§ **Items listed in a dataset**
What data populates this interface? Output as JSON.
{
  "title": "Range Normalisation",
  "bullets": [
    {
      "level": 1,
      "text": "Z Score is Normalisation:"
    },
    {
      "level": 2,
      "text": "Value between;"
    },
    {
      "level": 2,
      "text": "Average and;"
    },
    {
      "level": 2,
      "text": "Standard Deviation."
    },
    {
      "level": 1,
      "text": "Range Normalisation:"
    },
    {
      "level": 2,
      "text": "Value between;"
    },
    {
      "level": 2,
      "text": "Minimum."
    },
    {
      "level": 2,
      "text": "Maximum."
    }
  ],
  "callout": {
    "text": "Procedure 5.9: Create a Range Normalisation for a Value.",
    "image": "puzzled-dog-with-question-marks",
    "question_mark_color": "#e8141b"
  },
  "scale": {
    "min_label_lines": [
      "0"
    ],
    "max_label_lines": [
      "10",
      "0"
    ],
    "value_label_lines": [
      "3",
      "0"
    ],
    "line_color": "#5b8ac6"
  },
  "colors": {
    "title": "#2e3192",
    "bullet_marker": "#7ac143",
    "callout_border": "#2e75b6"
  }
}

§ **TASK DESCRIPTION**
Print all the data exactly.

§ **RESPONSE TO THIS TASK**
What data populates this interface? Output as JSON.
{
  "title": "Range Normalisation",
  "bullets": [
    {
      "level": 1,
      "text": "Z Score is Normalisation:"
    },
    {
      "level": 2,
      "text": "Value between;"
    },
    {
      "level": 2,
      "text": "Average and;"
    },
    {
      "level": 2,
      "text": "Standard Deviation."
    },
    {
      "level": 1,
      "text": "Range Normalisation:"
    },
    {
      "level": 2,
      "text": "Value between;"
    },
    {
      "level": 2,
      "text": "Minimum."
    },
    {
      "level": 2,
      "text": "Maximum."
    }
  ],
  "callout": {
    "text": "Procedure 5.9: Create a Range Normalisation for a Value.",
    "image": "puzzled-dog-with-question-marks",
    "question_mark_color": "#e8141b"
  },
  "scale": {
    "min_label_lines": [
      "0"
    ],
    "max_label_lines": [
      "10",
      "0"
    ],
    "value_label_lines": [
      "3",
      "0"
    ],
    "line_color": "#5b8ac6"
  },
  "colors": {
    "title": "#2e3192",
    "bullet_marker": "#7ac143",
    "callout_border": "#2e75b6"
  }
}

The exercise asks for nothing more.